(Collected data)
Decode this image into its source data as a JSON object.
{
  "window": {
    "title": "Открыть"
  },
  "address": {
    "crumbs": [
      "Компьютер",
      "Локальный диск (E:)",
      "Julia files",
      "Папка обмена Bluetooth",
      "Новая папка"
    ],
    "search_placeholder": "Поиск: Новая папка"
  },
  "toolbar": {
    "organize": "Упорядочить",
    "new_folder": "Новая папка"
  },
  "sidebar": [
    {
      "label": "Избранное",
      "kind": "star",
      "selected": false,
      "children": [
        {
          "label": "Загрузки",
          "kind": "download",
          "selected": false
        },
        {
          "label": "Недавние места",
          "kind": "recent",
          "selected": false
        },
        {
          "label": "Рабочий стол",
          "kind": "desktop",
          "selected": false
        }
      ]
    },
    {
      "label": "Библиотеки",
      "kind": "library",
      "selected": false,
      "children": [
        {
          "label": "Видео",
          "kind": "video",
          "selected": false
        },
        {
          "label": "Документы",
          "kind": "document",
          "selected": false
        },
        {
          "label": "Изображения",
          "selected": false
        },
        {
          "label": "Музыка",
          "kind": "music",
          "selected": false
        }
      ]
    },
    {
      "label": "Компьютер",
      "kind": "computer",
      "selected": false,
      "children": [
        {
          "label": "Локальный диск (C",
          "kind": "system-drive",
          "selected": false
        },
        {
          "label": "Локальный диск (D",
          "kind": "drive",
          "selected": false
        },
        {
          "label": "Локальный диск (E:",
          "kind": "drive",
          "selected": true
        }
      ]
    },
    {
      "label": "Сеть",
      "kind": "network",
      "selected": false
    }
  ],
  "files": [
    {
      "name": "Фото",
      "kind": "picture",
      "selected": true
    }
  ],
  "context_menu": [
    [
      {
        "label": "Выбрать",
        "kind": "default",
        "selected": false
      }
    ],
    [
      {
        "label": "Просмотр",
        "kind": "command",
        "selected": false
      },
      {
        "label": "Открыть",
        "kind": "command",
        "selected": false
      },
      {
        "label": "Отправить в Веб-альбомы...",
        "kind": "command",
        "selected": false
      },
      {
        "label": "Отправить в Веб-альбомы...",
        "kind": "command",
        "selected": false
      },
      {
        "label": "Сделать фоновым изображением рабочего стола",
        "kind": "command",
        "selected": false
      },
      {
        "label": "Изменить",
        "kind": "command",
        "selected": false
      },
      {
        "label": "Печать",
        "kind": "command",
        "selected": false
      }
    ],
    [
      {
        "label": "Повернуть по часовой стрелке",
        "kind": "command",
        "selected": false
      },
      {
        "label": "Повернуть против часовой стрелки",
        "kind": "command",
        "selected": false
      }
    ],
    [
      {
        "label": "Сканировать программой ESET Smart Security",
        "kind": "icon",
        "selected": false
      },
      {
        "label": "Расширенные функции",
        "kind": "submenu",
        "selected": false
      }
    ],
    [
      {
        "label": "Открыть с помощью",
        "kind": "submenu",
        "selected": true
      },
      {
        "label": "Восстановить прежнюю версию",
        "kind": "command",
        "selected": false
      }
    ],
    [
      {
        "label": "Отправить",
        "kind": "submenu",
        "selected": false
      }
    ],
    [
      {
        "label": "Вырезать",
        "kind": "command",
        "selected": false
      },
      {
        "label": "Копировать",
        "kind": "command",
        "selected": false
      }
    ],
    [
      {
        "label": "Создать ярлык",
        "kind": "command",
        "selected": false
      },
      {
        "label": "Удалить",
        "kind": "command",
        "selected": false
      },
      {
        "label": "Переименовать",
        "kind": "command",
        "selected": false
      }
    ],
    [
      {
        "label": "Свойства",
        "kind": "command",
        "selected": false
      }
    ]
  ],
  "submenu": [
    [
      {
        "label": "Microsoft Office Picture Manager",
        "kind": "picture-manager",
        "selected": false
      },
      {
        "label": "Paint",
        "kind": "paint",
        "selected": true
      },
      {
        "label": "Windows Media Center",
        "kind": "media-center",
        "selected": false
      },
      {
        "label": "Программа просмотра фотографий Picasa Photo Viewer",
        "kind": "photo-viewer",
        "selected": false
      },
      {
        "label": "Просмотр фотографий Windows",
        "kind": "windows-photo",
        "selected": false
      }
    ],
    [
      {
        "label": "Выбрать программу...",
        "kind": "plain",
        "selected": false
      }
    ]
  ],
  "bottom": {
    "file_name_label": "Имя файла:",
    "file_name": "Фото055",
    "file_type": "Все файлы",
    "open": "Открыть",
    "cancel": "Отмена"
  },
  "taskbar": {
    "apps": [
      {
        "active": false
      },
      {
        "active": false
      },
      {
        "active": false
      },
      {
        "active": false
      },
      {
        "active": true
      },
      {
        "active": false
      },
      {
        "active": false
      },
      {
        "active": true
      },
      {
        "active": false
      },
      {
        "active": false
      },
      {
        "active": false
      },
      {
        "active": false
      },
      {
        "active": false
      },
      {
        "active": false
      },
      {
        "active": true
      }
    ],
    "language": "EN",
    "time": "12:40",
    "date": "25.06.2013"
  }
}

* **Task description**: Pull out each record as written and restate it exactly.

* **Complete answer**:
Decode this image into its source data as a JSON object.
{
  "window": {
    "title": "Открыть"
  },
  "address": {
    "crumbs": [
      "Компьютер",
      "Локальный диск (E:)",
      "Julia files",
      "Папка обмена Bluetooth",
      "Новая папка"
    ],
    "search_placeholder": "Поиск: Новая папка"
  },
  "toolbar": {
    "organize": "Упорядочить",
    "new_folder": "Новая папка"
  },
  "sidebar": [
    {
      "label": "Избранное",
      "kind": "star",
      "selected": false,
      "children": [
        {
          "label": "Загрузки",
          "kind": "download",
          "selected": false
        },
        {
          "label": "Недавние места",
          "kind": "recent",
          "selected": false
        },
        {
          "label": "Рабочий стол",
          "kind": "desktop",
          "selected": false
        }
      ]
    },
    {
      "label": "Библиотеки",
      "kind": "library",
      "selected": false,
      "children": [
        {
          "label": "Видео",
          "kind": "video",
          "selected": false
        },
        {
          "label": "Документы",
          "kind": "document",
          "selected": false
        },
        {
          "label": "Изображения",
          "selected": false
        },
        {
          "label": "Музыка",
          "kind": "music",
          "selected": false
        }
      ]
    },
    {
      "label": "Компьютер",
      "kind": "computer",
      "selected": false,
      "children": [
        {
          "label": "Локальный диск (C",
          "kind": "system-drive",
          "selected": false
        },
        {
          "label": "Локальный диск (D",
          "kind": "drive",
          "selected": false
        },
        {
          "label": "Локальный диск (E:",
          "kind": "drive",
          "selected": true
        }
      ]
    },
    {
      "label": "Сеть",
      "kind": "network",
      "selected": false
    }
  ],
  "files": [
    {
      "name": "Фото",
      "kind": "picture",
      "selected": true
    }
  ],
  "context_menu": [
    [
      {
        "label": "Выбрать",
        "kind": "default",
        "selected": false
      }
    ],
    [
      {
        "label": "Просмотр",
        "kind": "command",
        "selected": false
      },
      {
        "label": "Открыть",
        "kind": "command",
        "selected": false
      },
      {
        "label": "Отправить в Веб-альбомы...",
        "kind": "command",
        "selected": false
      },
      {
        "label": "Отправить в Веб-альбомы...",
        "kind": "command",
        "selected": false
      },
      {
        "label": "Сделать фоновым изображением рабочего стола",
        "kind": "command",
        "selected": false
      },
      {
        "label": "Изменить",
        "kind": "command",
        "selected": false
      },
      {
        "label": "Печать",
        "kind": "command",
        "selected": false
      }
    ],
    [
      {
        "label": "Повернуть по часовой стрелке",
        "kind": "command",
        "selected": false
      },
      {
        "label": "Повернуть против часовой стрелки",
        "kind": "command",
        "selected": false
      }
    ],
    [
      {
        "label": "Сканировать программой ESET Smart Security",
        "kind": "icon",
        "selected": false
      },
      {
        "label": "Расширенные функции",
        "kind": "submenu",
        "selected": false
      }
    ],
    [
      {
        "label": "Открыть с помощью",
        "kind": "submenu",
        "selected": true
      },
      {
        "label": "Восстановить прежнюю версию",
        "kind": "command",
        "selected": false
      }
    ],
    [
      {
        "label": "Отправить",
        "kind": "submenu",
        "selected": false
      }
    ],
    [
      {
        "label": "Вырезать",
        "kind": "command",
        "selected": false
      },
      {
        "label": "Копировать",
        "kind": "command",
        "selected": false
      }
    ],
    [
      {
        "label": "Создать ярлык",
        "kind": "command",
        "selected": false
      },
      {
        "label": "Удалить",
        "kind": "command",
        "selected": false
      },
      {
        "label": "Переименовать",
        "kind": "command",
        "selected": false
      }
    ],
    [
      {
        "label": "Свойства",
        "kind": "command",
        "selected": false
      }
    ]
  ],
  "submenu": [
    [
      {
        "label": "Microsoft Office Picture Manager",
        "kind": "picture-manager",
        "selected": false
      },
      {
        "label": "Paint",
        "kind": "paint",
        "selected": true
      },
      {
        "label": "Windows Media Center",
        "kind": "media-center",
        "selected": false
      },
      {
        "label": "Программа просмотра фотографий Picasa Photo Viewer",
        "kind": "photo-viewer",
        "selected": false
      },
      {
        "label": "Просмотр фотографий Windows",
        "kind": "windows-photo",
        "selected": false
      }
    ],
    [
      {
        "label": "Выбрать программу...",
        "kind": "plain",
        "selected": false
      }
    ]
  ],
  "bottom": {
    "file_name_label": "Имя файла:",
    "file_name": "Фото055",
    "file_type": "Все файлы",
    "open": "Открыть",
    "cancel": "Отмена"
  },
  "taskbar": {
    "apps": [
      {
        "active": false
      },
      {
        "active": false
      },
      {
        "active": false
      },
      {
        "active": false
      },
      {
        "active": true
      },
      {
        "active": false
      },
      {
        "active": false
      },
      {
        "active": true
      },
      {
        "active": false
      },
      {
        "active": false
      },
      {
        "active": false
      },
      {
        "active": false
      },
      {
        "active": false
      },
      {
        "active": false
      },
      {
        "active": true
      }
    ],
    "language": "EN",
    "time": "12:40",
    "date": "25.06.2013"
  }
}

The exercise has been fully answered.